:: What to do ::
Reproduce every entry that follows word for word, but omit the images.

:: Data provided ::
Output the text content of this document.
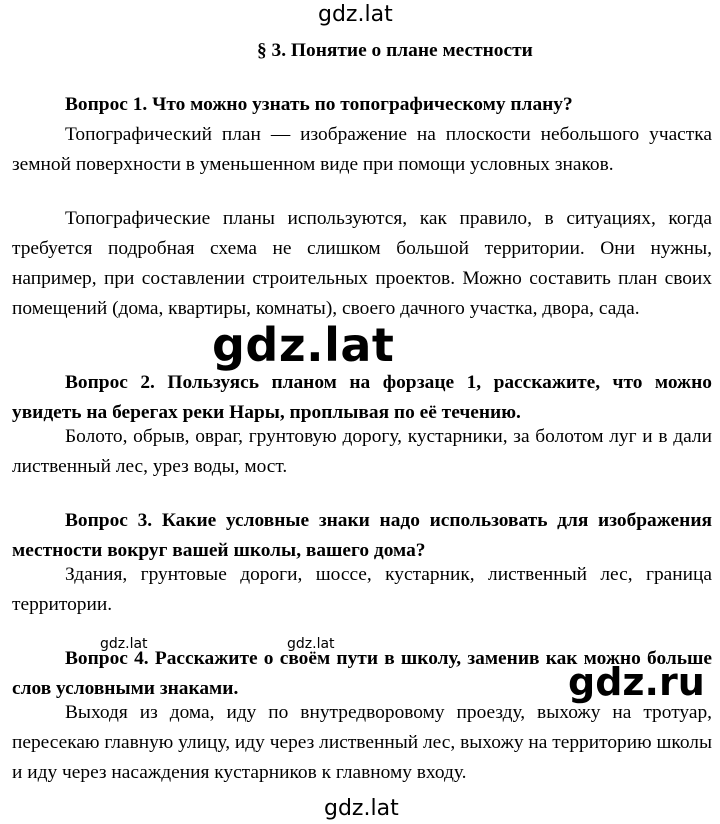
gdz.lat
§ 3. Понятие о плане местности
Вопрос 1. Что можно узнать по топографическому плану?
Топографический план — изображение на плоскости небольшого участка земной поверхности в уменьшенном виде при помощи условных знаков.
Топографические планы используются, как правило, в ситуациях, когда требуется подробная схема не слишком большой территории. Они нужны, например, при составлении строительных проектов. Можно составить план своих помещений (дома, квартиры, комнаты), своего дачного участка, двора, сада.
Вопрос 2. Пользуясь планом на форзаце 1, расскажите, что можно увидеть на берегах реки Нары, проплывая по её течению.
Болото, обрыв, овраг, грунтовую дорогу, кустарники, за болотом луг и в дали лиственный лес, урез воды, мост.
Вопрос 3. Какие условные знаки надо использовать для изображения местности вокруг вашей школы, вашего дома?
Здания, грунтовые дороги, шоссе, кустарник, лиственный лес, граница территории.
Вопрос 4. Расскажите о своём пути в школу, заменив как можно больше слов условными знаками.
Выходя из дома, иду по внутредворовому проезду, выхожу на тротуар, пересекаю главную улицу, иду через лиственный лес, выхожу на территорию школы и иду через насаждения кустарников к главному входу.
gdz.lat
gdz.lat	gdz.lat
gdz.ru
gdz.lat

:: Answer to the task ::
Output the text content of this document.
gdz.lat
§ 3. Понятие о плане местности
Вопрос 1. Что можно узнать по топографическому плану?
Топографический план — изображение на плоскости небольшого участка земной поверхности в уменьшенном виде при помощи условных знаков.
Топографические планы используются, как правило, в ситуациях, когда требуется подробная схема не слишком большой территории. Они нужны, например, при составлении строительных проектов. Можно составить план своих помещений (дома, квартиры, комнаты), своего дачного участка, двора, сада.
Вопрос 2. Пользуясь планом на форзаце 1, расскажите, что можно увидеть на берегах реки Нары, проплывая по её течению.
Болото, обрыв, овраг, грунтовую дорогу, кустарники, за болотом луг и в дали лиственный лес, урез воды, мост.
Вопрос 3. Какие условные знаки надо использовать для изображения местности вокруг вашей школы, вашего дома?
Здания, грунтовые дороги, шоссе, кустарник, лиственный лес, граница территории.
Вопрос 4. Расскажите о своём пути в школу, заменив как можно больше слов условными знаками.
Выходя из дома, иду по внутредворовому проезду, выхожу на тротуар, пересекаю главную улицу, иду через лиственный лес, выхожу на территорию школы и иду через насаждения кустарников к главному входу.
gdz.lat
gdz.lat	gdz.lat
gdz.ru
gdz.lat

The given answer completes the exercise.